Saved entries
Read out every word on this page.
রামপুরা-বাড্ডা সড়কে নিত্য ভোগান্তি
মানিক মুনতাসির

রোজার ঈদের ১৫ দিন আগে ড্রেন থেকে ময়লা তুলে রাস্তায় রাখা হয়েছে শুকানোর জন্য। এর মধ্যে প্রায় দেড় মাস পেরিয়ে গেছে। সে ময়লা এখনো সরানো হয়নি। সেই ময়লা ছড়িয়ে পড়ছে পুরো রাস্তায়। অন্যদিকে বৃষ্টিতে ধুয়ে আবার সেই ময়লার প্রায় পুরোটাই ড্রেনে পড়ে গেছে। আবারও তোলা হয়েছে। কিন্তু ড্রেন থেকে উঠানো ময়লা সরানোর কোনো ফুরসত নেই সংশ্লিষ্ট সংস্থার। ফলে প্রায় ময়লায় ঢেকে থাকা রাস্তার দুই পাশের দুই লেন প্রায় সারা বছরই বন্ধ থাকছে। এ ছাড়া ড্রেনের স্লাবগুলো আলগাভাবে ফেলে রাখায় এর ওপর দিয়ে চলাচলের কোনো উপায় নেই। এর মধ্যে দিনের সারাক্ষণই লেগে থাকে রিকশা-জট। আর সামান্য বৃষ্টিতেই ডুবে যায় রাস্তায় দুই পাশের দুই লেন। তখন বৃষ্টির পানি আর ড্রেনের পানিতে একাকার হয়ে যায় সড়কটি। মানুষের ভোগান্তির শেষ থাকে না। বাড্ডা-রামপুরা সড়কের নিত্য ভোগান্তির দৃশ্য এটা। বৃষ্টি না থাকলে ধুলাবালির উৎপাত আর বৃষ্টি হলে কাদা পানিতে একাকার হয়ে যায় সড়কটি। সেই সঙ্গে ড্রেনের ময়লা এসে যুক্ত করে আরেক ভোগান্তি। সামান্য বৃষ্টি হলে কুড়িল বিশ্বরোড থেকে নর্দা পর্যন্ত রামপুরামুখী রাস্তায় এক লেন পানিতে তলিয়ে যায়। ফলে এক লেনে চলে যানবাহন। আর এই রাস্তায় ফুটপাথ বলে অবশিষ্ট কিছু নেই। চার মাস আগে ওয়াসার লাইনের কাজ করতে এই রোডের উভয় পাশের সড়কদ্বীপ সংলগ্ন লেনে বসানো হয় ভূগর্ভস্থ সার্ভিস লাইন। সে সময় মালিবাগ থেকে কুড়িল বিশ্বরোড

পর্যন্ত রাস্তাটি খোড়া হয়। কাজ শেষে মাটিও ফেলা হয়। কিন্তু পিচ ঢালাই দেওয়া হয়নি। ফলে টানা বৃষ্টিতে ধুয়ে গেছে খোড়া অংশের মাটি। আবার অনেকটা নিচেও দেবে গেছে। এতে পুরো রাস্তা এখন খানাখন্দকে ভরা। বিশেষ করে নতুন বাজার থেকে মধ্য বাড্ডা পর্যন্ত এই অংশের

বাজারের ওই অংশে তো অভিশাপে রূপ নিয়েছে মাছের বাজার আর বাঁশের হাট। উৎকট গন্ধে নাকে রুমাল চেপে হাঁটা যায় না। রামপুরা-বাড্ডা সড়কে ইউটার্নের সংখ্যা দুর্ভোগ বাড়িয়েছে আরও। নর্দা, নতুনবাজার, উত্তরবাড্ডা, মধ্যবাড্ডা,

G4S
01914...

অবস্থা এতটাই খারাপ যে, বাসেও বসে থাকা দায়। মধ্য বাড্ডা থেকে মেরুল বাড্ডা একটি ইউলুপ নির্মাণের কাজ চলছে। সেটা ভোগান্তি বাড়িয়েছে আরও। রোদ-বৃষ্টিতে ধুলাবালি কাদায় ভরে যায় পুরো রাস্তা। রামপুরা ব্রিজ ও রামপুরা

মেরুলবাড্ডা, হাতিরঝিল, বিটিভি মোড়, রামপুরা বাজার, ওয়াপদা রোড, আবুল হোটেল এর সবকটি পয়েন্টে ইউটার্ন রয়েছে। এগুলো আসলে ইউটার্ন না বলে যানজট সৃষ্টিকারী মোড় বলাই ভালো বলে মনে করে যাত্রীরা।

OBJECTIVE
Can you give every line above again, exactly as written?

EXERCISE OUTPUT
Read out every word on this page.
রামপুরা-বাড্ডা সড়কে নিত্য ভোগান্তি
মানিক মুনতাসির

রোজার ঈদের ১৫ দিন আগে ড্রেন থেকে ময়লা তুলে রাস্তায় রাখা হয়েছে শুকানোর জন্য। এর মধ্যে প্রায় দেড় মাস পেরিয়ে গেছে। সে ময়লা এখনো সরানো হয়নি। সেই ময়লা ছড়িয়ে পড়ছে পুরো রাস্তায়। অন্যদিকে বৃষ্টিতে ধুয়ে আবার সেই ময়লার প্রায় পুরোটাই ড্রেনে পড়ে গেছে। আবারও তোলা হয়েছে। কিন্তু ড্রেন থেকে উঠানো ময়লা সরানোর কোনো ফুরসত নেই সংশ্লিষ্ট সংস্থার। ফলে প্রায় ময়লায় ঢেকে থাকা রাস্তার দুই পাশের দুই লেন প্রায় সারা বছরই বন্ধ থাকছে। এ ছাড়া ড্রেনের স্লাবগুলো আলগাভাবে ফেলে রাখায় এর ওপর দিয়ে চলাচলের কোনো উপায় নেই। এর মধ্যে দিনের সারাক্ষণই লেগে থাকে রিকশা-জট। আর সামান্য বৃষ্টিতেই ডুবে যায় রাস্তায় দুই পাশের দুই লেন। তখন বৃষ্টির পানি আর ড্রেনের পানিতে একাকার হয়ে যায় সড়কটি। মানুষের ভোগান্তির শেষ থাকে না। বাড্ডা-রামপুরা সড়কের নিত্য ভোগান্তির দৃশ্য এটা। বৃষ্টি না থাকলে ধুলাবালির উৎপাত আর বৃষ্টি হলে কাদা পানিতে একাকার হয়ে যায় সড়কটি। সেই সঙ্গে ড্রেনের ময়লা এসে যুক্ত করে আরেক ভোগান্তি। সামান্য বৃষ্টি হলে কুড়িল বিশ্বরোড থেকে নর্দা পর্যন্ত রামপুরামুখী রাস্তায় এক লেন পানিতে তলিয়ে যায়। ফলে এক লেনে চলে যানবাহন। আর এই রাস্তায় ফুটপাথ বলে অবশিষ্ট কিছু নেই। চার মাস আগে ওয়াসার লাইনের কাজ করতে এই রোডের উভয় পাশের সড়কদ্বীপ সংলগ্ন লেনে বসানো হয় ভূগর্ভস্থ সার্ভিস লাইন। সে সময় মালিবাগ থেকে কুড়িল বিশ্বরোড

পর্যন্ত রাস্তাটি খোড়া হয়। কাজ শেষে মাটিও ফেলা হয়। কিন্তু পিচ ঢালাই দেওয়া হয়নি। ফলে টানা বৃষ্টিতে ধুয়ে গেছে খোড়া অংশের মাটি। আবার অনেকটা নিচেও দেবে গেছে। এতে পুরো রাস্তা এখন খানাখন্দকে ভরা। বিশেষ করে নতুন বাজার থেকে মধ্য বাড্ডা পর্যন্ত এই অংশের

বাজারের ওই অংশে তো অভিশাপে রূপ নিয়েছে মাছের বাজার আর বাঁশের হাট। উৎকট গন্ধে নাকে রুমাল চেপে হাঁটা যায় না। রামপুরা-বাড্ডা সড়কে ইউটার্নের সংখ্যা দুর্ভোগ বাড়িয়েছে আরও। নর্দা, নতুনবাজার, উত্তরবাড্ডা, মধ্যবাড্ডা,

G4S
01914...

অবস্থা এতটাই খারাপ যে, বাসেও বসে থাকা দায়। মধ্য বাড্ডা থেকে মেরুল বাড্ডা একটি ইউলুপ নির্মাণের কাজ চলছে। সেটা ভোগান্তি বাড়িয়েছে আরও। রোদ-বৃষ্টিতে ধুলাবালি কাদায় ভরে যায় পুরো রাস্তা। রামপুরা ব্রিজ ও রামপুরা

মেরুলবাড্ডা, হাতিরঝিল, বিটিভি মোড়, রামপুরা বাজার, ওয়াপদা রোড, আবুল হোটেল এর সবকটি পয়েন্টে ইউটার্ন রয়েছে। এগুলো আসলে ইউটার্ন না বলে যানজট সৃষ্টিকারী মোড় বলাই ভালো বলে মনে করে যাত্রীরা।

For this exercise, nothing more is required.